Records supplied:
━━━━━━
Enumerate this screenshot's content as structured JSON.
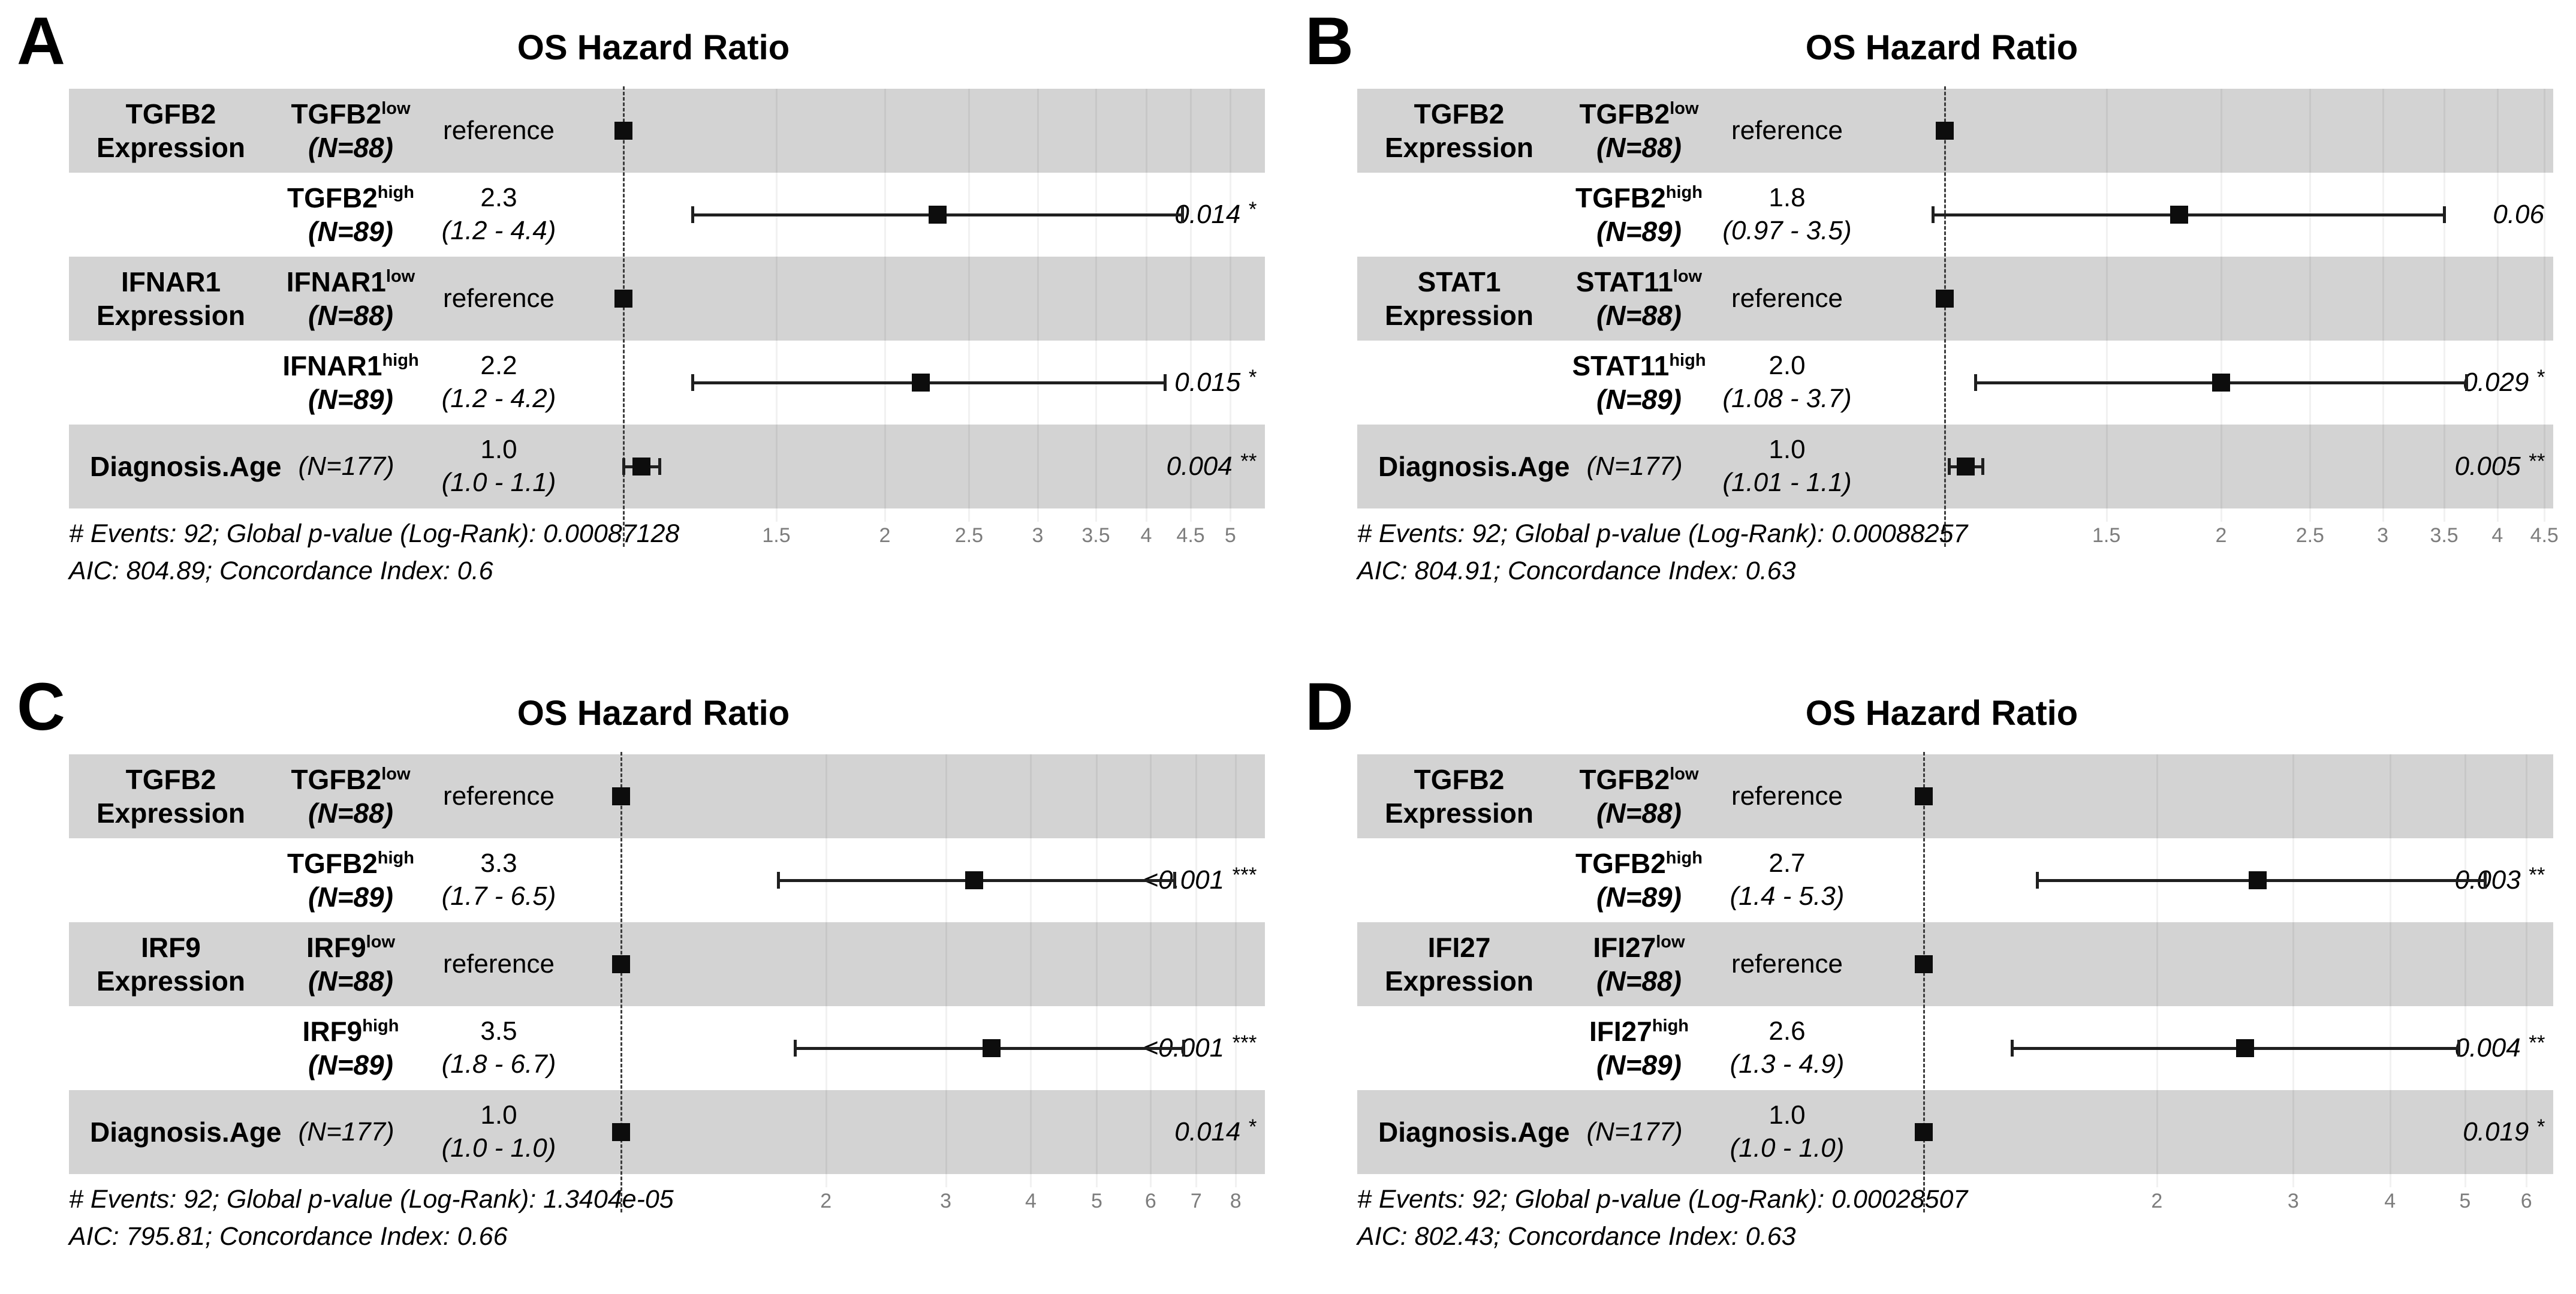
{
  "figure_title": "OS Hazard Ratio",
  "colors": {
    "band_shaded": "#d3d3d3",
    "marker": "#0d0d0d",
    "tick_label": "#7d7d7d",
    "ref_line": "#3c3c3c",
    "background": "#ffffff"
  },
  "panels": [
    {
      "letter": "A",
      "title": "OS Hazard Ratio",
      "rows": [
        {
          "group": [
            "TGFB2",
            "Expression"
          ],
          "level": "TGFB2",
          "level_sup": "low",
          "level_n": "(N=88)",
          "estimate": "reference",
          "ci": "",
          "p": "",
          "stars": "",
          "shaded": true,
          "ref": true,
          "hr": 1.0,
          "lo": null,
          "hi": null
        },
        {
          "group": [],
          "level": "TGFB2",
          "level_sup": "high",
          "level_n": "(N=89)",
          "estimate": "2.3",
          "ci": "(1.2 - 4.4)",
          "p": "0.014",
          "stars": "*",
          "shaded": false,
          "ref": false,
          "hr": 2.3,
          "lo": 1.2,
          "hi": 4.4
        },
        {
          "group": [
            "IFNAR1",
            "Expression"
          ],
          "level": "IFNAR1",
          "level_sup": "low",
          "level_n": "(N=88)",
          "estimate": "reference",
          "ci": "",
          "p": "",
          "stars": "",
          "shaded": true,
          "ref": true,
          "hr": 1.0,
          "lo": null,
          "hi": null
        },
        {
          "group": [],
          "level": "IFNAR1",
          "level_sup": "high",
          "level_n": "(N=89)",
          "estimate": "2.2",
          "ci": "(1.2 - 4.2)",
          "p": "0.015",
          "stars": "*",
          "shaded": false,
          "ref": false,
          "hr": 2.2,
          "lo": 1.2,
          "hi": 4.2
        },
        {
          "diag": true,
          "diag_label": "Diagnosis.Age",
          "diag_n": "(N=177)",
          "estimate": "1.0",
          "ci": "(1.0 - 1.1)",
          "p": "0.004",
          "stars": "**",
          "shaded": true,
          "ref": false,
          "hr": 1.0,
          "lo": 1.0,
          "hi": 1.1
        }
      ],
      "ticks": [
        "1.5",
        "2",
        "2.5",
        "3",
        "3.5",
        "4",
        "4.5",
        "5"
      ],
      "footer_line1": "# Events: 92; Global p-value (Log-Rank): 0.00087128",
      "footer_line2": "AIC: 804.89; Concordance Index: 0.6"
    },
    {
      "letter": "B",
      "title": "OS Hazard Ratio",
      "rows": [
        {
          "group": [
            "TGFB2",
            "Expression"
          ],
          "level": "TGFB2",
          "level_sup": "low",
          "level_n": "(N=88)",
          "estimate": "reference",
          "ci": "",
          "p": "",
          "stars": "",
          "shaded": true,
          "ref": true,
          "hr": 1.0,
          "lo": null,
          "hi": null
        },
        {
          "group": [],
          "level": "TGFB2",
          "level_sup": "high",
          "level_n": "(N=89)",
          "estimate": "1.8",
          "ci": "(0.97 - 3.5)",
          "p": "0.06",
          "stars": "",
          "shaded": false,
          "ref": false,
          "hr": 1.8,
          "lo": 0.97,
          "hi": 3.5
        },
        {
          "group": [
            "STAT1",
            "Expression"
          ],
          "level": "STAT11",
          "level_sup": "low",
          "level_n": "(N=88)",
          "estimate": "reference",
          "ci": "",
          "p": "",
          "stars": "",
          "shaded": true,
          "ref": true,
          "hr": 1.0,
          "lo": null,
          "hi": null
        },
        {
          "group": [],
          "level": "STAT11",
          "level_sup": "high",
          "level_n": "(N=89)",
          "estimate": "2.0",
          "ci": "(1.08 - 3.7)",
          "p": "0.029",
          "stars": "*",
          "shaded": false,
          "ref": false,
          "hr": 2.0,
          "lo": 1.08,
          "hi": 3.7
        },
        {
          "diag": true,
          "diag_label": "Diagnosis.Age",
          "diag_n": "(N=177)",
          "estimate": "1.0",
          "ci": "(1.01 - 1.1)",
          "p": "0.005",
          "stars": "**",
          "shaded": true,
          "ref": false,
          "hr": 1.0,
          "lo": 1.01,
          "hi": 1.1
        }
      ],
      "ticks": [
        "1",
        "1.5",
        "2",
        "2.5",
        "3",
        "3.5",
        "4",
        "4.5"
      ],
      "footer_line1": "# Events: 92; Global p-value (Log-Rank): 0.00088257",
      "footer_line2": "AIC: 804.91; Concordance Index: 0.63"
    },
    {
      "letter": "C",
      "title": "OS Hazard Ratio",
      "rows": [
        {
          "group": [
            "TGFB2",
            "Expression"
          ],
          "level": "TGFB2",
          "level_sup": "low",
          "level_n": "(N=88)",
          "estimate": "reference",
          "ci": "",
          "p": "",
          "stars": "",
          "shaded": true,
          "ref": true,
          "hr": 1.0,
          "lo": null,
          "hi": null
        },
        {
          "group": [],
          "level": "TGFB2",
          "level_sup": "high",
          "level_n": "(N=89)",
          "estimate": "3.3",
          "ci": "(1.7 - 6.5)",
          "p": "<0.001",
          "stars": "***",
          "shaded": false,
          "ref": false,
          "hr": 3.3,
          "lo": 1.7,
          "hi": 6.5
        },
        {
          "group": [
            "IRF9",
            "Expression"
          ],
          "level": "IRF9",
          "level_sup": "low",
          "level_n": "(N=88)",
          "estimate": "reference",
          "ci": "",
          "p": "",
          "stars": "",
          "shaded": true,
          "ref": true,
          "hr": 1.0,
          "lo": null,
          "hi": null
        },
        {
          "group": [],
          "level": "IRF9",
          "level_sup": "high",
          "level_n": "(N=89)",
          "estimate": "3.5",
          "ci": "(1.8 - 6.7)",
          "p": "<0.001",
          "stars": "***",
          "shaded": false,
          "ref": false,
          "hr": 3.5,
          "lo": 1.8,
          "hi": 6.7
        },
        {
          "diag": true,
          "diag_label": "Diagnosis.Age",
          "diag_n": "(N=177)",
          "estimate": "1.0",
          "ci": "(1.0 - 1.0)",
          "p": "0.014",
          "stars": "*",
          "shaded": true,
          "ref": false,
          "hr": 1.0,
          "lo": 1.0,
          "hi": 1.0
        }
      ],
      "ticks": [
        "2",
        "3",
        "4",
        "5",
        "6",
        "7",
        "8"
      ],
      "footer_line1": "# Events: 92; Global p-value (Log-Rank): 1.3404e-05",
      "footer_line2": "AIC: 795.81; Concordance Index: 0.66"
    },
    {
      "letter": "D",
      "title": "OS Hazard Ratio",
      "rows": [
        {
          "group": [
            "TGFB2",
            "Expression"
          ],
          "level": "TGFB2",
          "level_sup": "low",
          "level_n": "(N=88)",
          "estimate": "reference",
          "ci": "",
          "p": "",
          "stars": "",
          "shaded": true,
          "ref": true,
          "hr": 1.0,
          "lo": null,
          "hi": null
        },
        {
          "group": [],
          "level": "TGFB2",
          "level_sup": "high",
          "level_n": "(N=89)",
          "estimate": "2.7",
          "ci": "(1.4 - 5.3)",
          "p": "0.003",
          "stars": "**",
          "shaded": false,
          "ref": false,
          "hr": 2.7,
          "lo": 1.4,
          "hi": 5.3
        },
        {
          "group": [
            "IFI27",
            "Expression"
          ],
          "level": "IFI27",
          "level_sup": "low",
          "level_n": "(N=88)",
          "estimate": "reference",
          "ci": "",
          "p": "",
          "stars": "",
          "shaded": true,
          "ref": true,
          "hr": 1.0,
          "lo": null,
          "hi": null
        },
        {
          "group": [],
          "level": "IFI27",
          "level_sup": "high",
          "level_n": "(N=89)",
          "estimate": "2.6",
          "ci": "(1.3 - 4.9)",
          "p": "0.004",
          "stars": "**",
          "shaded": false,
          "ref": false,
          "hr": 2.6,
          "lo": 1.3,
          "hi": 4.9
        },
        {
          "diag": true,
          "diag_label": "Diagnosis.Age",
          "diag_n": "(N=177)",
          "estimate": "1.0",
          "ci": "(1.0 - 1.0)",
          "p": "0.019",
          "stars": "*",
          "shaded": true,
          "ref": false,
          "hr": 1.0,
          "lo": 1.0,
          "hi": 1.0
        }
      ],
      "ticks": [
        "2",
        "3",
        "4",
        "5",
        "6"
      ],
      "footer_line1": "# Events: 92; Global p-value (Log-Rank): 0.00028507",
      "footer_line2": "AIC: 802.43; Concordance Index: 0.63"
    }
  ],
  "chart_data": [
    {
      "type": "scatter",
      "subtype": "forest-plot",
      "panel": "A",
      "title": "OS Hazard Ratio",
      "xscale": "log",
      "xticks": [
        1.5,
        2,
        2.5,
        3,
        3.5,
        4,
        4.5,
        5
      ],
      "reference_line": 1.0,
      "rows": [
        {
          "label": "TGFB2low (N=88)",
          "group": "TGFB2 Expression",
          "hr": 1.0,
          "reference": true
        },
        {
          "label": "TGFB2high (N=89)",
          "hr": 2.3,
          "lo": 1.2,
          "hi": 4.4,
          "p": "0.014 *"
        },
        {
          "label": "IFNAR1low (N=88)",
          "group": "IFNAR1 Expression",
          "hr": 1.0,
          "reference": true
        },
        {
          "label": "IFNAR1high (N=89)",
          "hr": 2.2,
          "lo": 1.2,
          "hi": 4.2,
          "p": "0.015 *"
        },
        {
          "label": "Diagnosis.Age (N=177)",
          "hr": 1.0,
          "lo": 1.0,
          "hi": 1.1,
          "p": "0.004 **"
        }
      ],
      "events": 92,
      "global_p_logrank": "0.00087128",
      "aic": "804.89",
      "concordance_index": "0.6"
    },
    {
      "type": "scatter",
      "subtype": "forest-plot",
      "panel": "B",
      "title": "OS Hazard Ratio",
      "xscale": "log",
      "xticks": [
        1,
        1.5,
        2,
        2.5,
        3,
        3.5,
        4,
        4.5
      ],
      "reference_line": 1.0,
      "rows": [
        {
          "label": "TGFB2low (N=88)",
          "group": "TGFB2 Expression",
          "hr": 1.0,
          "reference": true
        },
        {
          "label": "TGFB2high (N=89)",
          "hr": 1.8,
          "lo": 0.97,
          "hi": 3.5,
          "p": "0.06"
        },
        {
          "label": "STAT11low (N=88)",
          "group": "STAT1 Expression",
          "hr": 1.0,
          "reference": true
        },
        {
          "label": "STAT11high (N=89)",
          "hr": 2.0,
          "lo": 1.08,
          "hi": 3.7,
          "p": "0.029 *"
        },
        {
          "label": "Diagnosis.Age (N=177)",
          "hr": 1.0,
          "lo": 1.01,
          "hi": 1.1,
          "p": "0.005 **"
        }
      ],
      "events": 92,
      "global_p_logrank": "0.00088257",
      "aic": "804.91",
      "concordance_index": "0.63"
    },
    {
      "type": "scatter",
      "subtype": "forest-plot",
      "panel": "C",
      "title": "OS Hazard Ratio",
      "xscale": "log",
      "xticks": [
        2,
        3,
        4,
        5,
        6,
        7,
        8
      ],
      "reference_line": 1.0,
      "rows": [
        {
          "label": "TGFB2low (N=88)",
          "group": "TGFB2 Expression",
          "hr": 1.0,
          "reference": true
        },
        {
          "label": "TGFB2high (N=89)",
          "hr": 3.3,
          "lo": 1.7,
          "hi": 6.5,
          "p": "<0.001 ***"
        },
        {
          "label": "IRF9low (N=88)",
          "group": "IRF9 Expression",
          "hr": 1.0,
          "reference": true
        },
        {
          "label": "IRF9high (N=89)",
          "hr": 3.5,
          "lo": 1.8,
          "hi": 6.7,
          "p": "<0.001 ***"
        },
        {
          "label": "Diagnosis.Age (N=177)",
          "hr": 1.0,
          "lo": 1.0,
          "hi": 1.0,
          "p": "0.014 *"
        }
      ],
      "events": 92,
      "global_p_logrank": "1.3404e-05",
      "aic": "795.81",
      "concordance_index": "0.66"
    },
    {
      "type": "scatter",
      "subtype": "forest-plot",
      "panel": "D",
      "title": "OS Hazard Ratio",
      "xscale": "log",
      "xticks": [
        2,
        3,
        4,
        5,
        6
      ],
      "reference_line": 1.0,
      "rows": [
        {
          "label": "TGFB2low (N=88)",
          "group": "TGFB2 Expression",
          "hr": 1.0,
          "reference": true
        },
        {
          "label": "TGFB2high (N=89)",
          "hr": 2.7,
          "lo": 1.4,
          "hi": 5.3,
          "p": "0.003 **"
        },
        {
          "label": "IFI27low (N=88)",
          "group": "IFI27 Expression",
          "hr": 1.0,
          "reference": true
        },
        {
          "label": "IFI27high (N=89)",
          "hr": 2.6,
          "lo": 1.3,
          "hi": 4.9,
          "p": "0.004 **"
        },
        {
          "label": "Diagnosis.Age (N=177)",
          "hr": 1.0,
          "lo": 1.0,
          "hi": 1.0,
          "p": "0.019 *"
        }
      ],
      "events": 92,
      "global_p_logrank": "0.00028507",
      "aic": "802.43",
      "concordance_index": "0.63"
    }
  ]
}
━━━━━━
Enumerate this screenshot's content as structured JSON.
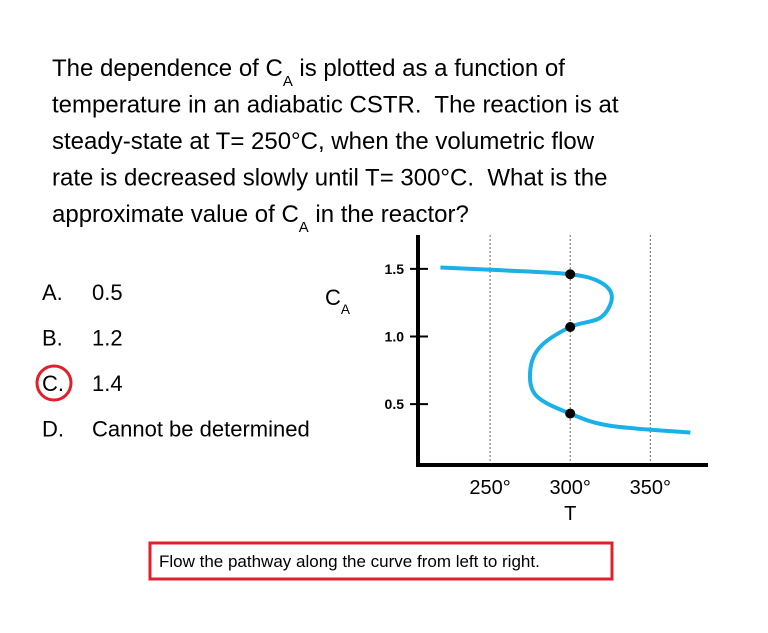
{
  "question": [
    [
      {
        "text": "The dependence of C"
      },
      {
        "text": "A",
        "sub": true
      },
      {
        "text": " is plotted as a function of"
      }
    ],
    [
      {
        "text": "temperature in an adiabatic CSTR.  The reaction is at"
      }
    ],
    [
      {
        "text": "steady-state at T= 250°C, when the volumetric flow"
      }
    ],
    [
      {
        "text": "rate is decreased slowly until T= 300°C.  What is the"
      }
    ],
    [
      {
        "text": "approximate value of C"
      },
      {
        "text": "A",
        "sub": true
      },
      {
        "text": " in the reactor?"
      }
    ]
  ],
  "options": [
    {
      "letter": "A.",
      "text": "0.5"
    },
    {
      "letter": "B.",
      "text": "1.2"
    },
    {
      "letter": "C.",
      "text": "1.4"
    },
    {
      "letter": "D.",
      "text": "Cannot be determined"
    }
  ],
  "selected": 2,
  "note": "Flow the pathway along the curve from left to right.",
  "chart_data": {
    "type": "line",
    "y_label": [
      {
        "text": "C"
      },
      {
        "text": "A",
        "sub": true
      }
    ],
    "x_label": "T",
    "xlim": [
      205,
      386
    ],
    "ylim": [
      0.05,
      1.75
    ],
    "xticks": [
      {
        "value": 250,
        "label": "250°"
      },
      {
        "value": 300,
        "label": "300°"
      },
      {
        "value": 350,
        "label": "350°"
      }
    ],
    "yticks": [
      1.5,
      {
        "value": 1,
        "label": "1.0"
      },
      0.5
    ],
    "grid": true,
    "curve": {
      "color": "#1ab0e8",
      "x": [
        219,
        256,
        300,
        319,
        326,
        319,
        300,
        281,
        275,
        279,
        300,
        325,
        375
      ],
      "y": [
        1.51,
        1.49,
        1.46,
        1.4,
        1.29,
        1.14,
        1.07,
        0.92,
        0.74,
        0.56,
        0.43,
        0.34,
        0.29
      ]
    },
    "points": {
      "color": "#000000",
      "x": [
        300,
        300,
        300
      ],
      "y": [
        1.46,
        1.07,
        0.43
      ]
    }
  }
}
━━━━━━
Scan the lines for the string "curve". Pick out every line that has it.

  "note": "Flow the pathway along the curve from left to right.",
    "curve": {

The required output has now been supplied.